Could you copy every line from the material below in which "crash" appears?

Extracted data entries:
=-=-=-=-=

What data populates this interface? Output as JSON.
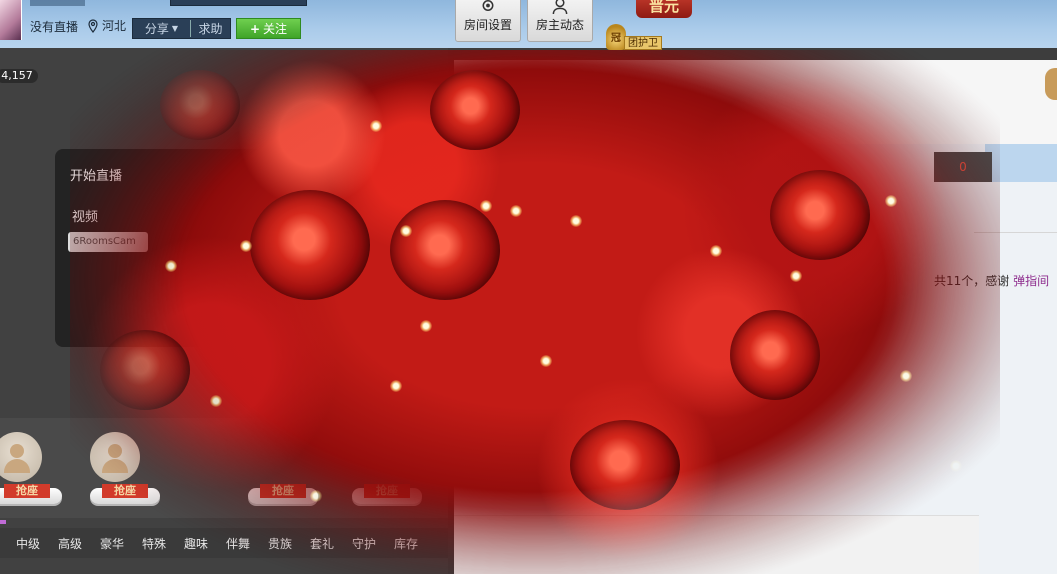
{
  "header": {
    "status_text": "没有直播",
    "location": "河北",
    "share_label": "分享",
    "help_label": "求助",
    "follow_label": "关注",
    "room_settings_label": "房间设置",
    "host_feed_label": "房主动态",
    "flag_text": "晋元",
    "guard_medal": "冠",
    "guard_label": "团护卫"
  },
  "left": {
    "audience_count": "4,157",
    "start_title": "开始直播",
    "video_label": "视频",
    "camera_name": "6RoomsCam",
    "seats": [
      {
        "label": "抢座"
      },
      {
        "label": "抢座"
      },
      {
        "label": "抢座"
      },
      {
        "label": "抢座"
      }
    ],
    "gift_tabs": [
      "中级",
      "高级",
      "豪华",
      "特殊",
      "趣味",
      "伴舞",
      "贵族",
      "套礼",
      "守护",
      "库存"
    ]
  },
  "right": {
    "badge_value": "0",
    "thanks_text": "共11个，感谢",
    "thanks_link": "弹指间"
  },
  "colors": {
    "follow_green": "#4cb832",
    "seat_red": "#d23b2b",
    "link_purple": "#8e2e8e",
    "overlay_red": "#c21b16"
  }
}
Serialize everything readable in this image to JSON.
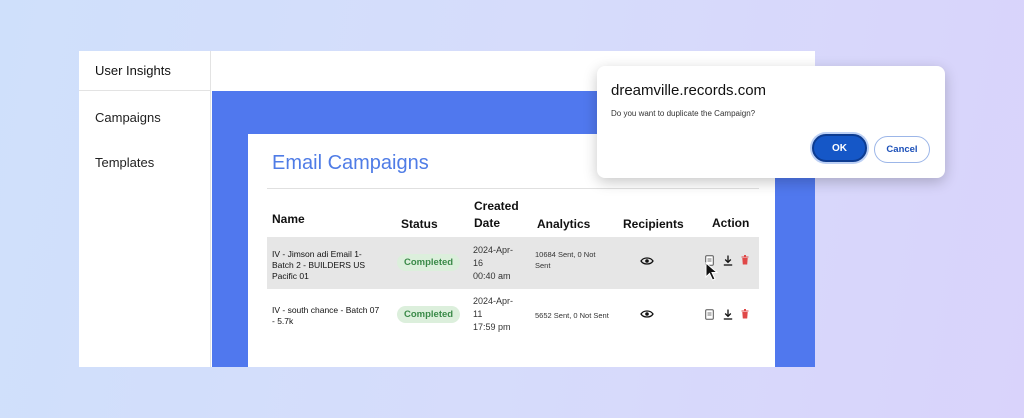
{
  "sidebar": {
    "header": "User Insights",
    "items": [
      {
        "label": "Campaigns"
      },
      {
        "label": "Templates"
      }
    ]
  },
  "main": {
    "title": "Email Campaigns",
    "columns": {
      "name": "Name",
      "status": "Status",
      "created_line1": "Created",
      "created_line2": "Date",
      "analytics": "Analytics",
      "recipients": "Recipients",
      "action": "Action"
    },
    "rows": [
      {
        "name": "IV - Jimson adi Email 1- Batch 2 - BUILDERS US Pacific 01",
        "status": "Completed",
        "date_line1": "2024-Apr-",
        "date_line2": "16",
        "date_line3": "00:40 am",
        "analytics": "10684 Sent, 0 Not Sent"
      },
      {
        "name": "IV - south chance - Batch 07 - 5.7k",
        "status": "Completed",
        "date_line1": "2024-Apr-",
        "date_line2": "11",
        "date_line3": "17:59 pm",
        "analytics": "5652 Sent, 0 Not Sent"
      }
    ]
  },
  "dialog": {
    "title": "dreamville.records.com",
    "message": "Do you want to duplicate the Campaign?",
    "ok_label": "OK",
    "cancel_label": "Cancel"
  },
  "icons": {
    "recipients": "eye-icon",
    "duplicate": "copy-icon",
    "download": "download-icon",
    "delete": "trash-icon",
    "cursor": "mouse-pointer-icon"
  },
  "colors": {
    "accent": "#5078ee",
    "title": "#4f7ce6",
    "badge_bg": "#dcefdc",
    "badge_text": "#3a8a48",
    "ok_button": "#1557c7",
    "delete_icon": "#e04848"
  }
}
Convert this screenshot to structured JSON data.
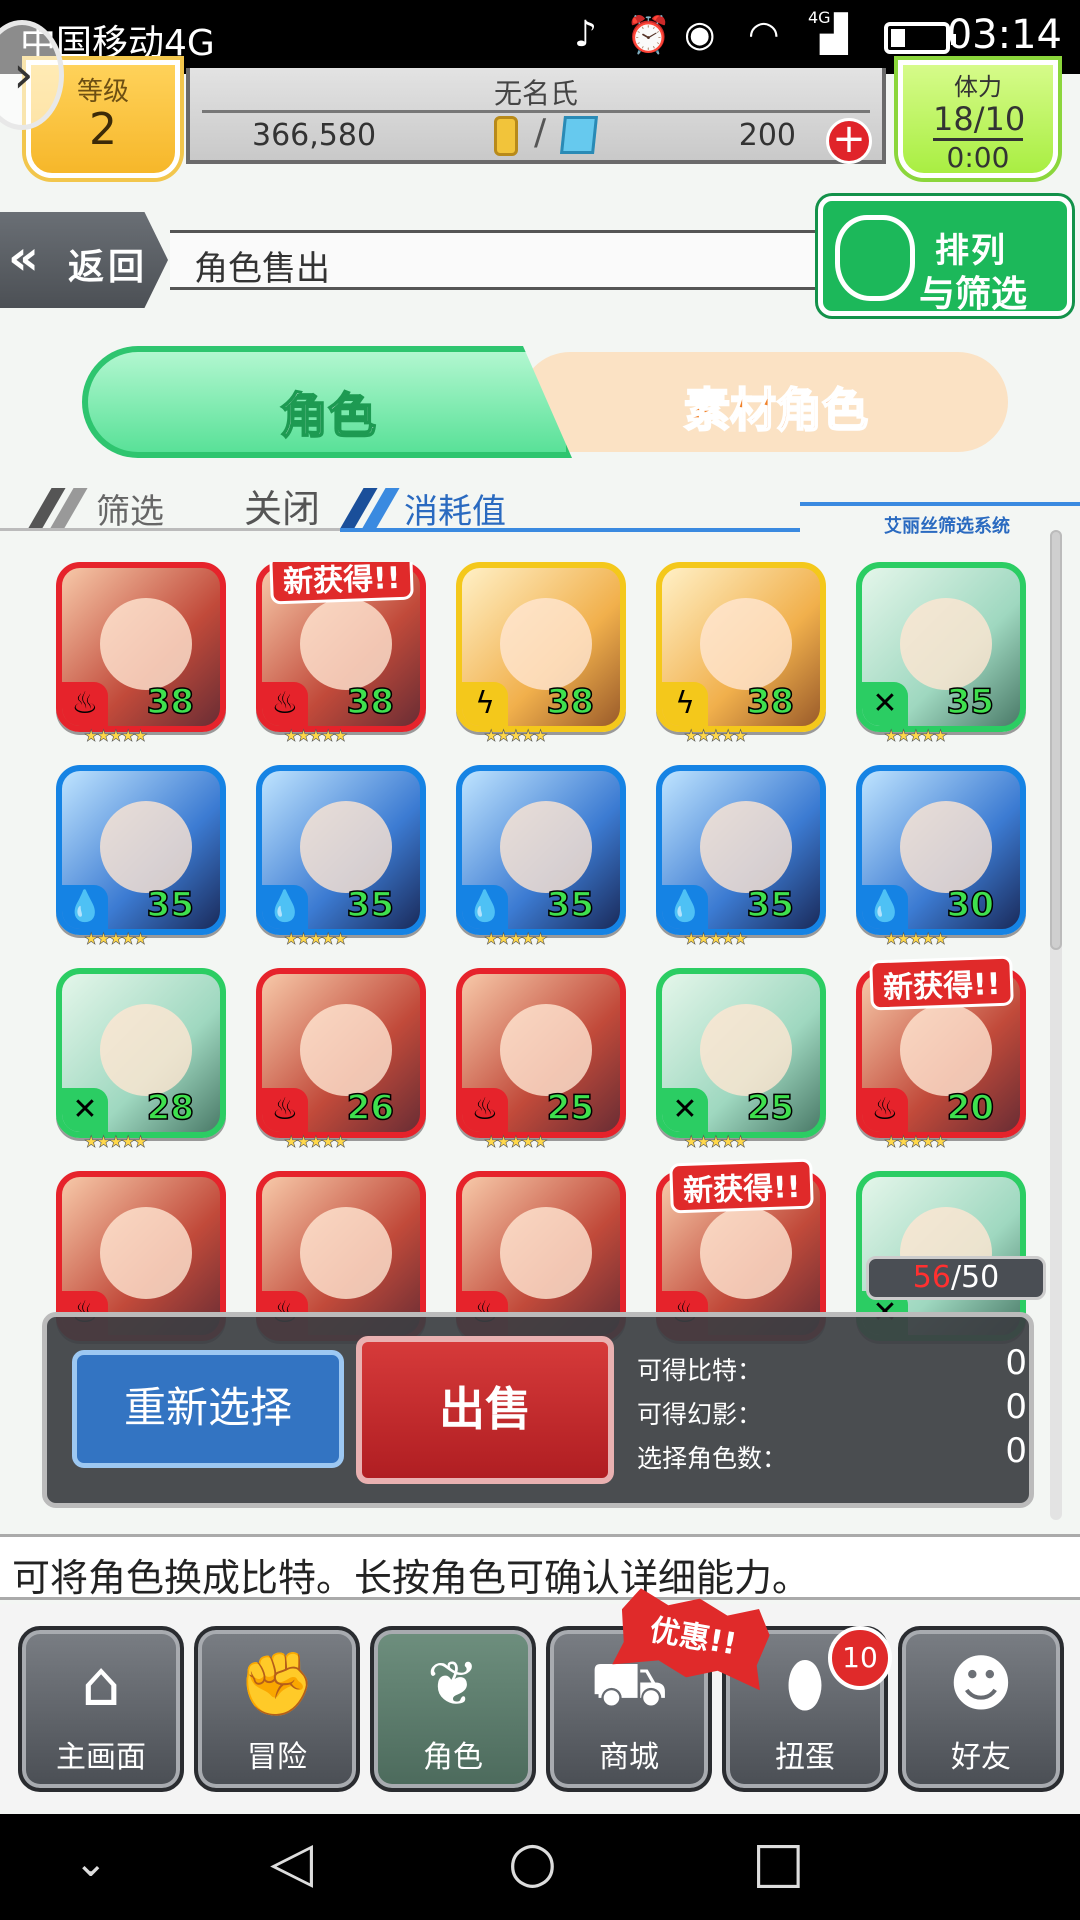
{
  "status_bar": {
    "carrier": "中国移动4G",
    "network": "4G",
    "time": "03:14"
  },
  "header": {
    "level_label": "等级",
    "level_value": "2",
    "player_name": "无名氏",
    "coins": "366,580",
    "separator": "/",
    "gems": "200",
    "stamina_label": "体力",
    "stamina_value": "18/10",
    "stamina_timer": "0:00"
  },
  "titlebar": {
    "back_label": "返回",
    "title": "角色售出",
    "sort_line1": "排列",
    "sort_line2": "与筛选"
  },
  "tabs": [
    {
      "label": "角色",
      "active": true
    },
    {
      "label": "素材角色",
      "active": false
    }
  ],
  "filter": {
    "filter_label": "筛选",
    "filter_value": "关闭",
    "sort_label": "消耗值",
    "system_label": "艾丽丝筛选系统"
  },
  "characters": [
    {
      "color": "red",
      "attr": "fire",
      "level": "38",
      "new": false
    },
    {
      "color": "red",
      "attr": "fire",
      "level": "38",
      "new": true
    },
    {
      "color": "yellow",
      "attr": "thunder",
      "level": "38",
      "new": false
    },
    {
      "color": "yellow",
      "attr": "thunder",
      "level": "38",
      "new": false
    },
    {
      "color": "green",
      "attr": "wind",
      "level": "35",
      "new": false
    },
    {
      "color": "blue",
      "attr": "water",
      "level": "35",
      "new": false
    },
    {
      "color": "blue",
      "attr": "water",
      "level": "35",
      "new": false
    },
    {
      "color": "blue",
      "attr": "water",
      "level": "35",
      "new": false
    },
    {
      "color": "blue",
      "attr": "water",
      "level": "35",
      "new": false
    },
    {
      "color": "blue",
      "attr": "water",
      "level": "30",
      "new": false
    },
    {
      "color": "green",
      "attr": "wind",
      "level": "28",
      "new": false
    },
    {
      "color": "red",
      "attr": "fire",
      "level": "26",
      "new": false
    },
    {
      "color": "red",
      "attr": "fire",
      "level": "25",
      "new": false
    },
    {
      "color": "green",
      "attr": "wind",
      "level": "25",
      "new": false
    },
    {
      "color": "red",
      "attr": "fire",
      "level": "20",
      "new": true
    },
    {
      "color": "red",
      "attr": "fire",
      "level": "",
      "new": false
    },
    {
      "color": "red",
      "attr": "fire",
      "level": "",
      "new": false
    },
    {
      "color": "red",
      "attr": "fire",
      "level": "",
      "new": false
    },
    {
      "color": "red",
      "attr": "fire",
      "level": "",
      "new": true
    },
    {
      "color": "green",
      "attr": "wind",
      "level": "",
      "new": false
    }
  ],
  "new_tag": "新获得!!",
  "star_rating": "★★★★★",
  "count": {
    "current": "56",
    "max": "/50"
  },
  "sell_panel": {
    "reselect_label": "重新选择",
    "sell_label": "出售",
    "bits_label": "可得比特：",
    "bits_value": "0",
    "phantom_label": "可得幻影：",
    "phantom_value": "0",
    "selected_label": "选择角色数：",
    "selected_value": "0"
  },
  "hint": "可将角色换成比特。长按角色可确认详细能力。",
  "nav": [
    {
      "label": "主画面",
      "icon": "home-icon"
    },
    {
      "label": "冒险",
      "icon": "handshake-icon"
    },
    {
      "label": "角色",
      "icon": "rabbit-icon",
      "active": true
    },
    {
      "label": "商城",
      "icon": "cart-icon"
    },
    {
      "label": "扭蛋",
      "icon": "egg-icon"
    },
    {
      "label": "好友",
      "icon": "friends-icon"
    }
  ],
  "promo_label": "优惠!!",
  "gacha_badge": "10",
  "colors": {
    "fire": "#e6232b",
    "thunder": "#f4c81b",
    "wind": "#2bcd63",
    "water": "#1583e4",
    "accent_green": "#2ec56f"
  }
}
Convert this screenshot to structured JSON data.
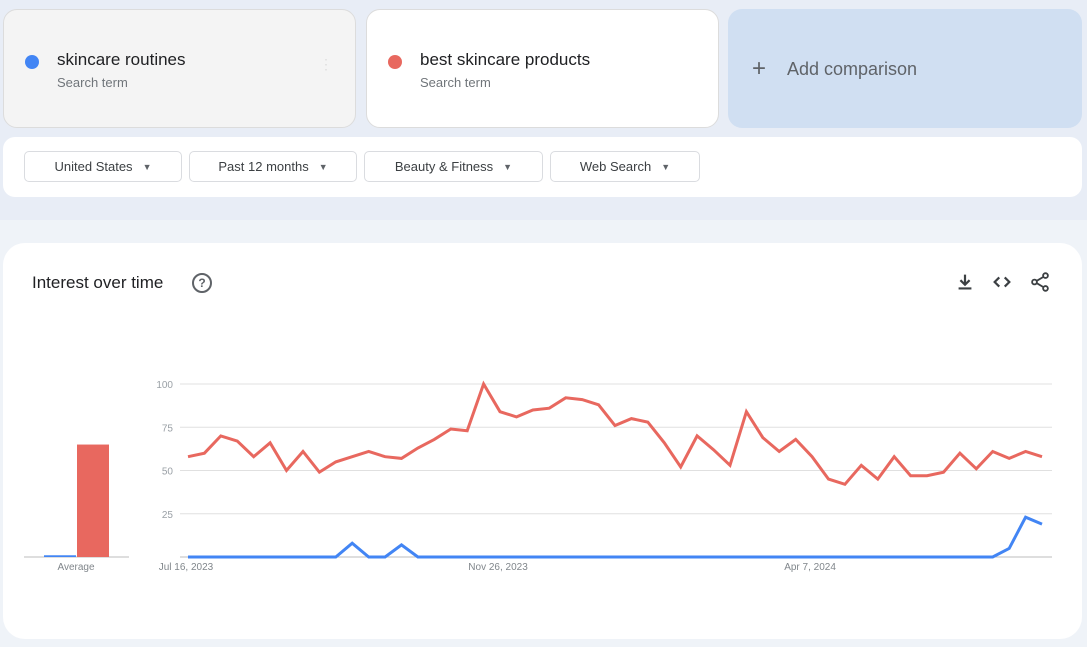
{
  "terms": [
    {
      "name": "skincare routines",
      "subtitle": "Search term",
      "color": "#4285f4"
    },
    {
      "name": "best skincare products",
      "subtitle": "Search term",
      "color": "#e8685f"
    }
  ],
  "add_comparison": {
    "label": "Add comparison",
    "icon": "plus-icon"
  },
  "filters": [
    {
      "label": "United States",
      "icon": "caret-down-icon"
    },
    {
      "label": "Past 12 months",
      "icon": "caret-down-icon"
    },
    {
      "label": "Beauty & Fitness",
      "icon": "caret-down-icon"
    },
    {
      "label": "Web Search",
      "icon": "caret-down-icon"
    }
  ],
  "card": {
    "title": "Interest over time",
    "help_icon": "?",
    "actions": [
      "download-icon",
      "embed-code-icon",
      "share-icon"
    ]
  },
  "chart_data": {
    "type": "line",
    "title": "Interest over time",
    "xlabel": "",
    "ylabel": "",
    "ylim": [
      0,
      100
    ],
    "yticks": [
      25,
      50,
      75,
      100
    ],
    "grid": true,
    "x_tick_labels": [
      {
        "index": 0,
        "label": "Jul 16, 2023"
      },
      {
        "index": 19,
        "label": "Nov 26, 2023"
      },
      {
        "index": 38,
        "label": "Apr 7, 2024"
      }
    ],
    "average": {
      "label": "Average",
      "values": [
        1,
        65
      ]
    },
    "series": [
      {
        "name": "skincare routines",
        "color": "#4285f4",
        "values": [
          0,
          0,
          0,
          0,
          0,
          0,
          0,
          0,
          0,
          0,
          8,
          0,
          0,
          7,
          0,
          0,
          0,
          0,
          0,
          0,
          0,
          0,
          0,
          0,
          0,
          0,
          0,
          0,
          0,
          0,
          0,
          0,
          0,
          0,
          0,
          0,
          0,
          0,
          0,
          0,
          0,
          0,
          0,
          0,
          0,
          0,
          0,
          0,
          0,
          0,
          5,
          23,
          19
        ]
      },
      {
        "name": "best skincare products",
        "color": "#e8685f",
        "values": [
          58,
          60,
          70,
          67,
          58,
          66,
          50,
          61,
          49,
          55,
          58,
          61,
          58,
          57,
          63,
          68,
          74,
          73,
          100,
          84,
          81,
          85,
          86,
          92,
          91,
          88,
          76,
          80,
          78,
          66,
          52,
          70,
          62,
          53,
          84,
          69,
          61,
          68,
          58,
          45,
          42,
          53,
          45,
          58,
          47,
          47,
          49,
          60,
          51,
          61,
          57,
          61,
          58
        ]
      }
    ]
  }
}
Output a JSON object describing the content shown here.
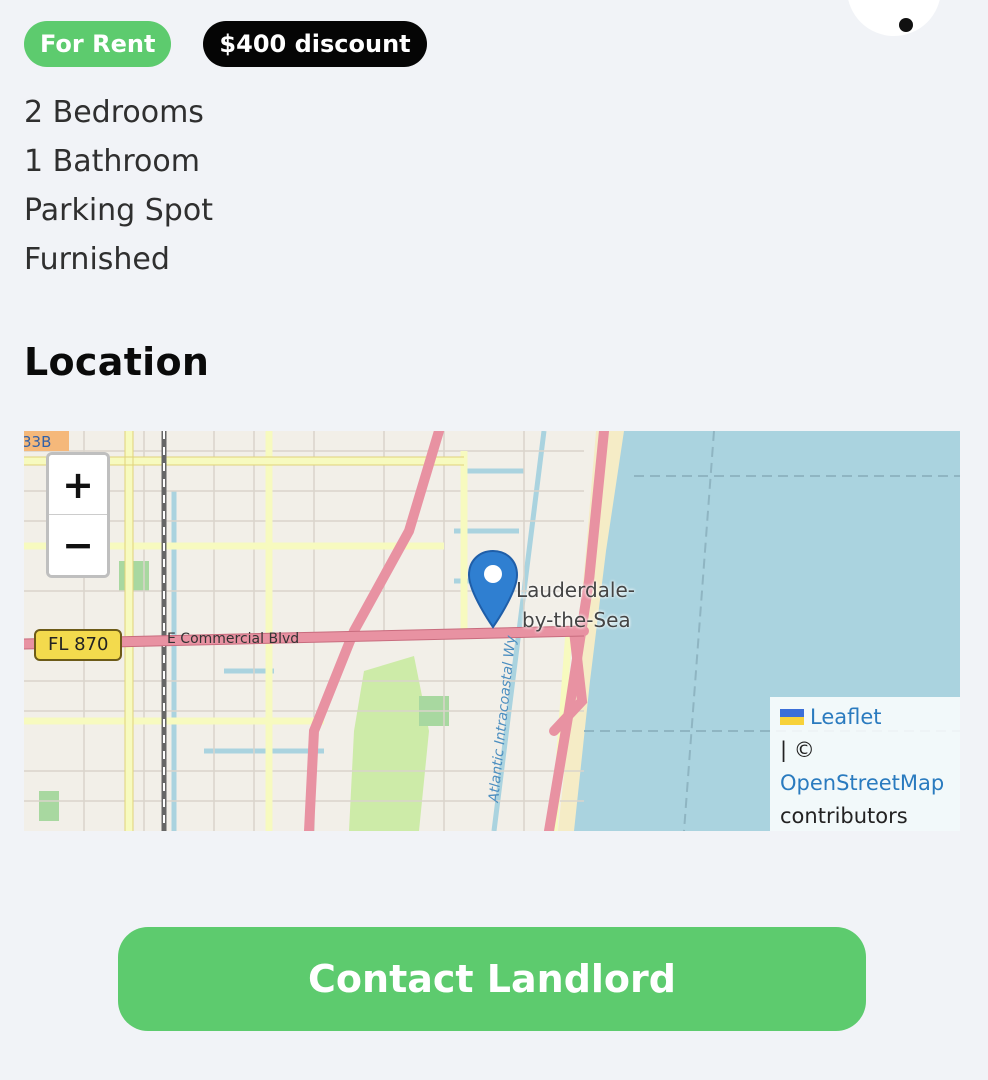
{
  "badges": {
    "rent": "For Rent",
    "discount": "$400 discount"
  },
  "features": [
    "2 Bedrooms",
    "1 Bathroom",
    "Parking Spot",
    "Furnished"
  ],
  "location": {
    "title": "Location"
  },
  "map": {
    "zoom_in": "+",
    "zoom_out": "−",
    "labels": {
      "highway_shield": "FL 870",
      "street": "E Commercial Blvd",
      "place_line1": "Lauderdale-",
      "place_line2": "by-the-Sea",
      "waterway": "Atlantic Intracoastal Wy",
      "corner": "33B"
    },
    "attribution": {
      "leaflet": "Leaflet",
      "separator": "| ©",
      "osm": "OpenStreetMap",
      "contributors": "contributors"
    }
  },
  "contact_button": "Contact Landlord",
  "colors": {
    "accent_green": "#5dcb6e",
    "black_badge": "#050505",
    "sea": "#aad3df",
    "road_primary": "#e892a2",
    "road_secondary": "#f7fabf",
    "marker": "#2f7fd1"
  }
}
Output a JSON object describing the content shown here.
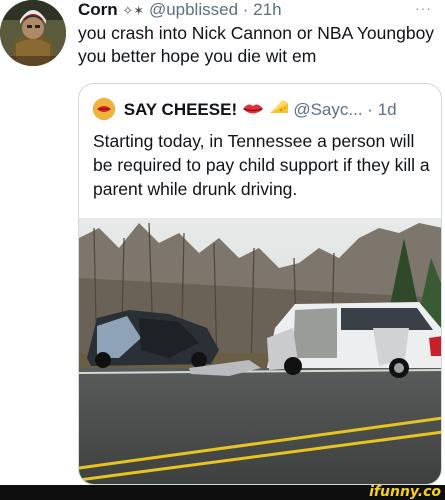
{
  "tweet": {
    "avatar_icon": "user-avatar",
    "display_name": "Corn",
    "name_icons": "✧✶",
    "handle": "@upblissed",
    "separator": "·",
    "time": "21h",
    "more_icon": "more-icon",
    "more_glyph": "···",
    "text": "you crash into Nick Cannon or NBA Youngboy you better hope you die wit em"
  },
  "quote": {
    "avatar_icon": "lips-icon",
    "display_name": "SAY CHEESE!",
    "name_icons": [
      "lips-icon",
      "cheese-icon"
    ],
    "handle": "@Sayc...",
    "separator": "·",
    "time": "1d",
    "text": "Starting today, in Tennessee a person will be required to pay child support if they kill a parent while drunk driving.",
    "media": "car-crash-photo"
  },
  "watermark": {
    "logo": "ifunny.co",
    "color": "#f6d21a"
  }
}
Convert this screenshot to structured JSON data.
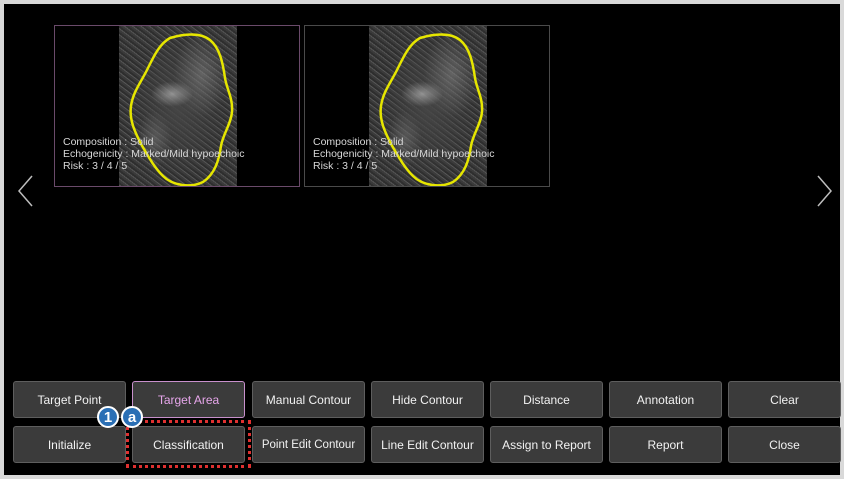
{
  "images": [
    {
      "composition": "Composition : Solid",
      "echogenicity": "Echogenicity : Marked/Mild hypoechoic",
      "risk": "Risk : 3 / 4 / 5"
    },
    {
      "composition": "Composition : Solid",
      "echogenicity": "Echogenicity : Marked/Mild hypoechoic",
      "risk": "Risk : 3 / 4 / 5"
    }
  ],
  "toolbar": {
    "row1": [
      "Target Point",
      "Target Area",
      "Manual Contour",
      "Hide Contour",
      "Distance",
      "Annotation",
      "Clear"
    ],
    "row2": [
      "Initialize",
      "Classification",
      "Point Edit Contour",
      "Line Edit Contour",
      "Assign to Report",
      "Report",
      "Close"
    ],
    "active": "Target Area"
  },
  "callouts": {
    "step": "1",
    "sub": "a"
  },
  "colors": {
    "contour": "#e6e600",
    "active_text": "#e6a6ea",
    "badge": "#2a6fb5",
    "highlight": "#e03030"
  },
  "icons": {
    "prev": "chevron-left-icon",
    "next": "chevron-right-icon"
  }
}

=-=-=-=-=

** WRITTEN RESPONSE **
    "text": "you crash into Nick Cannon or NBA Youngboy you better hope you die wit em"
    "media": "car-crash-photo"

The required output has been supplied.